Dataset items
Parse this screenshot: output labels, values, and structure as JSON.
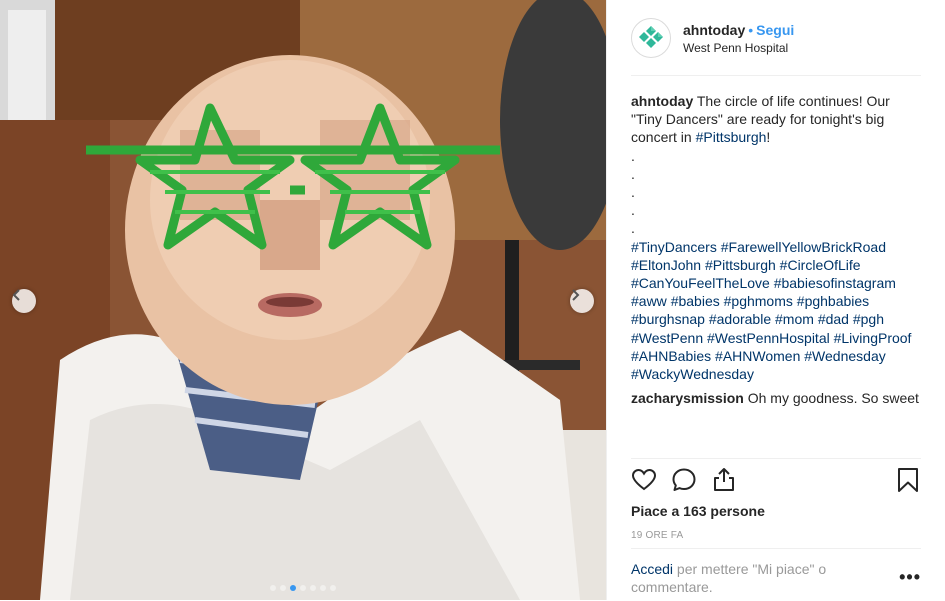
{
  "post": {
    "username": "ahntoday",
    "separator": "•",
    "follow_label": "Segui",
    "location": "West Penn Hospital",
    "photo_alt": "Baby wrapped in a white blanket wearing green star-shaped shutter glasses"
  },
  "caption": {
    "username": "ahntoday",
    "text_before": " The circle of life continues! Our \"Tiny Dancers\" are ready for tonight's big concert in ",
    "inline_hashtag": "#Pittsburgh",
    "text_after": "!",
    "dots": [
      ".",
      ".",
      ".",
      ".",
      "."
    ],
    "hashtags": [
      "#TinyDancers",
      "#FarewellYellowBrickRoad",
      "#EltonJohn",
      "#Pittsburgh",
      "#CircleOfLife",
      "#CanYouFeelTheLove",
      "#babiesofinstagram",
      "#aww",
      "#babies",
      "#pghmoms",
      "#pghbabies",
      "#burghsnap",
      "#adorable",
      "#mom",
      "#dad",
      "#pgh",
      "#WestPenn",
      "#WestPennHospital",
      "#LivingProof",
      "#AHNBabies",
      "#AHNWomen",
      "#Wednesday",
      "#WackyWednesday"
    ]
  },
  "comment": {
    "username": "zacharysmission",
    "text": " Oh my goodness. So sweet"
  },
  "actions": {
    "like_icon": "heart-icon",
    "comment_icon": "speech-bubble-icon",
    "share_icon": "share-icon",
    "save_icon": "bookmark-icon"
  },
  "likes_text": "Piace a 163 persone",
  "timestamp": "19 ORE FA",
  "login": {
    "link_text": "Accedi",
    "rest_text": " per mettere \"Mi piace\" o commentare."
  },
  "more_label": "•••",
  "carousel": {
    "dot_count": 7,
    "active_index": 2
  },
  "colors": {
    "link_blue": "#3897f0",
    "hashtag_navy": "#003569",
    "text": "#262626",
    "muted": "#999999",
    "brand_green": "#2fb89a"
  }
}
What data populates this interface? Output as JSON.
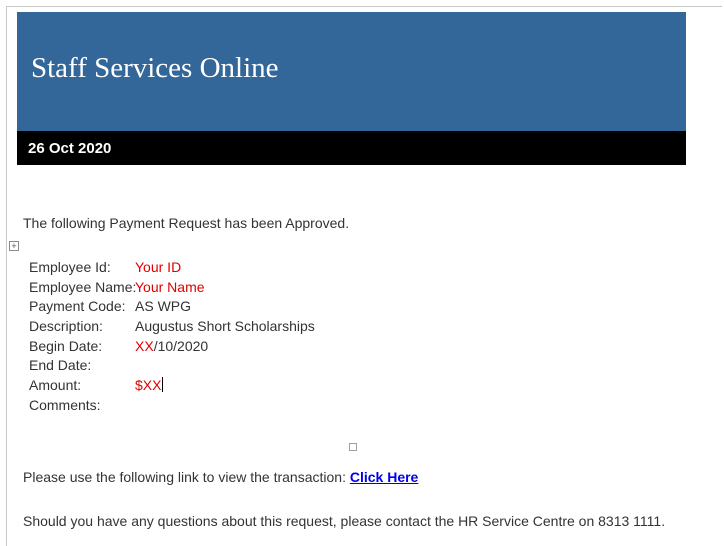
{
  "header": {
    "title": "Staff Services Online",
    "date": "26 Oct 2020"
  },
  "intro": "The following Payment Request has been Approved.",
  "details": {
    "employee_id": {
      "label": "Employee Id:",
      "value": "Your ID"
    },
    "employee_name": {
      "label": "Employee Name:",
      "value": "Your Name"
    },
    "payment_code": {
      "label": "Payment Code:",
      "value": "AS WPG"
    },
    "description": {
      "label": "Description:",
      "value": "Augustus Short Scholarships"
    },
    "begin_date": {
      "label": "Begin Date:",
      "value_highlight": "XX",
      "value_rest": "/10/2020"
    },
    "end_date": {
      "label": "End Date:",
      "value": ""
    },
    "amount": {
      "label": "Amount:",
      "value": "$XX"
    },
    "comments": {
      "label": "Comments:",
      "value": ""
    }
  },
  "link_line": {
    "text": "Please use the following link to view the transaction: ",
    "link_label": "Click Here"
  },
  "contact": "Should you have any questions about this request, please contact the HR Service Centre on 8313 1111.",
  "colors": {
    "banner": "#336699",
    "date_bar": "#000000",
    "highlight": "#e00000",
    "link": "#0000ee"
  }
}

> **REQUIRED WORK**
Return every line of the records exactly as given, pictures excluded.

> **EXERCISE RESPONSE**
Parse this screenshot: output labels, values, and structure as JSON.
{
  "post": {
    "username": "ahntoday",
    "separator": "•",
    "follow_label": "Segui",
    "location": "West Penn Hospital",
    "photo_alt": "Baby wrapped in a white blanket wearing green star-shaped shutter glasses"
  },
  "caption": {
    "username": "ahntoday",
    "text_before": " The circle of life continues! Our \"Tiny Dancers\" are ready for tonight's big concert in ",
    "inline_hashtag": "#Pittsburgh",
    "text_after": "!",
    "dots": [
      ".",
      ".",
      ".",
      ".",
      "."
    ],
    "hashtags": [
      "#TinyDancers",
      "#FarewellYellowBrickRoad",
      "#EltonJohn",
      "#Pittsburgh",
      "#CircleOfLife",
      "#CanYouFeelTheLove",
      "#babiesofinstagram",
      "#aww",
      "#babies",
      "#pghmoms",
      "#pghbabies",
      "#burghsnap",
      "#adorable",
      "#mom",
      "#dad",
      "#pgh",
      "#WestPenn",
      "#WestPennHospital",
      "#LivingProof",
      "#AHNBabies",
      "#AHNWomen",
      "#Wednesday",
      "#WackyWednesday"
    ]
  },
  "comment": {
    "username": "zacharysmission",
    "text": " Oh my goodness. So sweet"
  },
  "actions": {
    "like_icon": "heart-icon",
    "comment_icon": "speech-bubble-icon",
    "share_icon": "share-icon",
    "save_icon": "bookmark-icon"
  },
  "likes_text": "Piace a 163 persone",
  "timestamp": "19 ORE FA",
  "login": {
    "link_text": "Accedi",
    "rest_text": " per mettere \"Mi piace\" o commentare."
  },
  "more_label": "•••",
  "carousel": {
    "dot_count": 7,
    "active_index": 2
  },
  "colors": {
    "link_blue": "#3897f0",
    "hashtag_navy": "#003569",
    "text": "#262626",
    "muted": "#999999",
    "brand_green": "#2fb89a"
  }
}
What data populates this interface? Output as JSON.
{
  "header": {
    "title": "Staff Services Online",
    "date": "26 Oct 2020"
  },
  "intro": "The following Payment Request has been Approved.",
  "details": {
    "employee_id": {
      "label": "Employee Id:",
      "value": "Your ID"
    },
    "employee_name": {
      "label": "Employee Name:",
      "value": "Your Name"
    },
    "payment_code": {
      "label": "Payment Code:",
      "value": "AS WPG"
    },
    "description": {
      "label": "Description:",
      "value": "Augustus Short Scholarships"
    },
    "begin_date": {
      "label": "Begin Date:",
      "value_highlight": "XX",
      "value_rest": "/10/2020"
    },
    "end_date": {
      "label": "End Date:",
      "value": ""
    },
    "amount": {
      "label": "Amount:",
      "value": "$XX"
    },
    "comments": {
      "label": "Comments:",
      "value": ""
    }
  },
  "link_line": {
    "text": "Please use the following link to view the transaction: ",
    "link_label": "Click Here"
  },
  "contact": "Should you have any questions about this request, please contact the HR Service Centre on 8313 1111.",
  "colors": {
    "banner": "#336699",
    "date_bar": "#000000",
    "highlight": "#e00000",
    "link": "#0000ee"
  }
}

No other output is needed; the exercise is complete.